ENTRIES SUPPLIED:

_____

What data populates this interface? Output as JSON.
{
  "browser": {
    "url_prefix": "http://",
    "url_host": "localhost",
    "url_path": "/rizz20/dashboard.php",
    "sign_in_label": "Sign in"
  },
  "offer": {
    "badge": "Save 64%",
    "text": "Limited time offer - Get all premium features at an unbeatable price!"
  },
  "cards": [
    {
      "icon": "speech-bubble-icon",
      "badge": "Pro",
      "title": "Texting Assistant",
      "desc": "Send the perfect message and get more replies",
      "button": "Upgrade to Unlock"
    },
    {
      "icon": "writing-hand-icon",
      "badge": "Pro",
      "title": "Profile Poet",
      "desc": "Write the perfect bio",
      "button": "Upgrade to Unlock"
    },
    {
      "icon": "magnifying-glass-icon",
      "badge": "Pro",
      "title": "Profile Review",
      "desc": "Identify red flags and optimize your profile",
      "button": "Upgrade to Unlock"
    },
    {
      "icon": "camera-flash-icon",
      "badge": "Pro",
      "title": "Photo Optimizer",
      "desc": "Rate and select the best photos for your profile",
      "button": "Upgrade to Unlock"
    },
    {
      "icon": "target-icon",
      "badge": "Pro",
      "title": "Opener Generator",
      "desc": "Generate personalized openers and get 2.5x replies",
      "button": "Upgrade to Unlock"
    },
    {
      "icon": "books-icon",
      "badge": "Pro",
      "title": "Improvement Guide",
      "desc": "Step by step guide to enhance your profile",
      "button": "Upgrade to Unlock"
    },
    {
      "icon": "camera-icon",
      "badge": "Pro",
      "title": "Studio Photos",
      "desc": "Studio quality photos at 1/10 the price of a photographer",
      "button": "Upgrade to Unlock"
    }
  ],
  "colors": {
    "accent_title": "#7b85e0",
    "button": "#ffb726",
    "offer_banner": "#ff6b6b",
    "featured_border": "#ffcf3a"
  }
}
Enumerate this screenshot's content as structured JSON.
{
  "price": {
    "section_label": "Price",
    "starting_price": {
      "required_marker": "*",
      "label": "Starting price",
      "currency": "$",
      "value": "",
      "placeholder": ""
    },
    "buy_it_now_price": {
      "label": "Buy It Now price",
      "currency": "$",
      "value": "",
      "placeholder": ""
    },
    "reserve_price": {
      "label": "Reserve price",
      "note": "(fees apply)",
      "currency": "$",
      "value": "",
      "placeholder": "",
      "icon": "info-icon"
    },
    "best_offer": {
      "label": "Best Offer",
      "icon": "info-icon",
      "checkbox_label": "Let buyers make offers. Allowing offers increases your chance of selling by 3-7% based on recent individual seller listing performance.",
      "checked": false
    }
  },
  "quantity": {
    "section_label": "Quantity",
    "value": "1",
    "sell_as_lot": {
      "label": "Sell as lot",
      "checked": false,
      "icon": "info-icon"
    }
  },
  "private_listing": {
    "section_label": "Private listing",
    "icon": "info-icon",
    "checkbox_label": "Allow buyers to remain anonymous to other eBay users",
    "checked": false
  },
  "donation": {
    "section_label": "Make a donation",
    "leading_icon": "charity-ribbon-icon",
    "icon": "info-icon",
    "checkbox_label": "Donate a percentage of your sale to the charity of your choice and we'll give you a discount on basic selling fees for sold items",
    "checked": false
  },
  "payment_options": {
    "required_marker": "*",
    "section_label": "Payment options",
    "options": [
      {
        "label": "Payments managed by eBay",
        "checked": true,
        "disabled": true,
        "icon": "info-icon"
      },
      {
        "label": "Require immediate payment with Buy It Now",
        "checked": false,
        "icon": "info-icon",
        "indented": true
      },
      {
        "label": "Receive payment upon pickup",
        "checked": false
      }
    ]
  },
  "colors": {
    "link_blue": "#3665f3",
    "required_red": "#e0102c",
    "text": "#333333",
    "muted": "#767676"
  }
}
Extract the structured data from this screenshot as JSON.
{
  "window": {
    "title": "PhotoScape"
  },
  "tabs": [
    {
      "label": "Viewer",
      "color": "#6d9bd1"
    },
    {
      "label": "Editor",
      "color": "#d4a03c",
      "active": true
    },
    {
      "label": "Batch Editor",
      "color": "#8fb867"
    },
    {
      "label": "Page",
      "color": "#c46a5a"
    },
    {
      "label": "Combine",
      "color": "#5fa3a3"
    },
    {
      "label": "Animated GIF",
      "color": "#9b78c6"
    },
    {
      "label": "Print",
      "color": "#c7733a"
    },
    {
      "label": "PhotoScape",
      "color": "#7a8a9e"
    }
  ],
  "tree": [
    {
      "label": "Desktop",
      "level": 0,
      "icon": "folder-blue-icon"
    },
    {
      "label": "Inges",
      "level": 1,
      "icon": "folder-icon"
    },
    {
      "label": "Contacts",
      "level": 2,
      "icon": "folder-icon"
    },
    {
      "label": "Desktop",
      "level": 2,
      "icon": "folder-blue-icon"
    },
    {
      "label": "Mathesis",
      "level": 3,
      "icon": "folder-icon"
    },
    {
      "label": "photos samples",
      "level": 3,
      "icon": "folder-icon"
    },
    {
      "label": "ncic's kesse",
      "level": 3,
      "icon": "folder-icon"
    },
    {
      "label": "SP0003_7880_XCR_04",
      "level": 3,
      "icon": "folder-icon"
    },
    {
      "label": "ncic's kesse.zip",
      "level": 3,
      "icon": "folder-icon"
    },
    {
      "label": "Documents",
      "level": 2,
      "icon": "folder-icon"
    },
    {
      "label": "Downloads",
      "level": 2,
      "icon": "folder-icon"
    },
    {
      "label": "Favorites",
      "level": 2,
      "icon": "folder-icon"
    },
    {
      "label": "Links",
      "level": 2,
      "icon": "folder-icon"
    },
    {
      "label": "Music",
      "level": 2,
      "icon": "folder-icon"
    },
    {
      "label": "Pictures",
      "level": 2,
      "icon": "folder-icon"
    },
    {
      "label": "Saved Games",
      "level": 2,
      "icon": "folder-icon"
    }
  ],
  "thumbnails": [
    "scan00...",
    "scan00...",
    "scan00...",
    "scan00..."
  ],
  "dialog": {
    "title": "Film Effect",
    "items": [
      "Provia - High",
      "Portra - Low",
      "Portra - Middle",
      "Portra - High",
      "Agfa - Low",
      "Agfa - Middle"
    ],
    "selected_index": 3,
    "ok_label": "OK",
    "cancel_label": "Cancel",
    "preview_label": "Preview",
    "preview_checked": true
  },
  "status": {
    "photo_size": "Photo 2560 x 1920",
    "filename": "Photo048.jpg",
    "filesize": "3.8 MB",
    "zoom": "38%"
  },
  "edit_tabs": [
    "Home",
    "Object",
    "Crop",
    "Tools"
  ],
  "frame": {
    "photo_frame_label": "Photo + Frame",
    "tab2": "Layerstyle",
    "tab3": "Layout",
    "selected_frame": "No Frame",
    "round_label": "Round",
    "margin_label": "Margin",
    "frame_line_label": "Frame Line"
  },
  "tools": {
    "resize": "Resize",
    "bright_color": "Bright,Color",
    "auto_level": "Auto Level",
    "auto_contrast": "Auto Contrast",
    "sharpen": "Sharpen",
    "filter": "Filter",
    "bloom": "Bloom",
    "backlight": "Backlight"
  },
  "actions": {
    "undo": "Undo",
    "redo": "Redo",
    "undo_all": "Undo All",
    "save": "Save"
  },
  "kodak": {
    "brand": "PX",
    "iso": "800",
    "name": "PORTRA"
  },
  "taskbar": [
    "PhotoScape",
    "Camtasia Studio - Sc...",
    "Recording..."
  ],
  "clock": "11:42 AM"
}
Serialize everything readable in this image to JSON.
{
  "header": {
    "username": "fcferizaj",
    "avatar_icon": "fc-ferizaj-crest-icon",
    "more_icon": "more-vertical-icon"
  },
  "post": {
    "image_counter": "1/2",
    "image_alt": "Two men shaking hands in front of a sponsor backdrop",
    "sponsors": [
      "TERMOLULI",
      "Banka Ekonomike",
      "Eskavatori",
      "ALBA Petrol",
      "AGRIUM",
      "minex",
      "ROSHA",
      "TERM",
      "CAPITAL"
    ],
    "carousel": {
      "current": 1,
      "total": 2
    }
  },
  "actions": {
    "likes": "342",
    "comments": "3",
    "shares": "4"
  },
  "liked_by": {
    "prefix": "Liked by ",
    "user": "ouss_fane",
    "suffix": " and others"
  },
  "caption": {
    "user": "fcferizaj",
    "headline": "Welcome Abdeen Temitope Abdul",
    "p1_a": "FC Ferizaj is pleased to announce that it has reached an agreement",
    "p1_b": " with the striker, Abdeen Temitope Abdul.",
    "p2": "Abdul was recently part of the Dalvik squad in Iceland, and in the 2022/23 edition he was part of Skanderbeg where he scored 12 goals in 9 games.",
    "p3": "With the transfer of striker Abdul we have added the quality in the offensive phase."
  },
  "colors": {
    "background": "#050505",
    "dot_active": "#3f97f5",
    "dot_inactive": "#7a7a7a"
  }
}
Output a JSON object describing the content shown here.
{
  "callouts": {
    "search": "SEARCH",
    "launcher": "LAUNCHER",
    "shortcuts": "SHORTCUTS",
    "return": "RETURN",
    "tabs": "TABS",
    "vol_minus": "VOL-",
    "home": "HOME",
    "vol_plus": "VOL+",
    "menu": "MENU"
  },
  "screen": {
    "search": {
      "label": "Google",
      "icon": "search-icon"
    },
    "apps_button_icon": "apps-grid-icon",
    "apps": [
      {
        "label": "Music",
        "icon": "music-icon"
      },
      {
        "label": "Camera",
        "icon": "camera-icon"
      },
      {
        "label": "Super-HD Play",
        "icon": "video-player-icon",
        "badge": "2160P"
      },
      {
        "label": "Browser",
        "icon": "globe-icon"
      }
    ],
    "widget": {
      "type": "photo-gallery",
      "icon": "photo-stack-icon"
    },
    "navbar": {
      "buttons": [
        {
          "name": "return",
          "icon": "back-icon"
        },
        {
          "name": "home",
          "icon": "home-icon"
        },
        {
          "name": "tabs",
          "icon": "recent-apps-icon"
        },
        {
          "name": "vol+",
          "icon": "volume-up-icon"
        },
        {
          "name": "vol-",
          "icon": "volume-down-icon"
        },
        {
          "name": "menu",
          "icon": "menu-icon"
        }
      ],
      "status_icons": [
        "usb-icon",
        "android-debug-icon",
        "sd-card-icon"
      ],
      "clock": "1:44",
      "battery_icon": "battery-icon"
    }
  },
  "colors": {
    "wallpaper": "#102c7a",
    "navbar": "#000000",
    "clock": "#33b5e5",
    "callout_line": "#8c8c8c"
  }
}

_____

AIM:
Look through the entries above. Extract each line with the word "eBay".

OUTPUT:
    "checkbox_label": "Allow buyers to remain anonymous to other eBay users",
        "label": "Payments managed by eBay",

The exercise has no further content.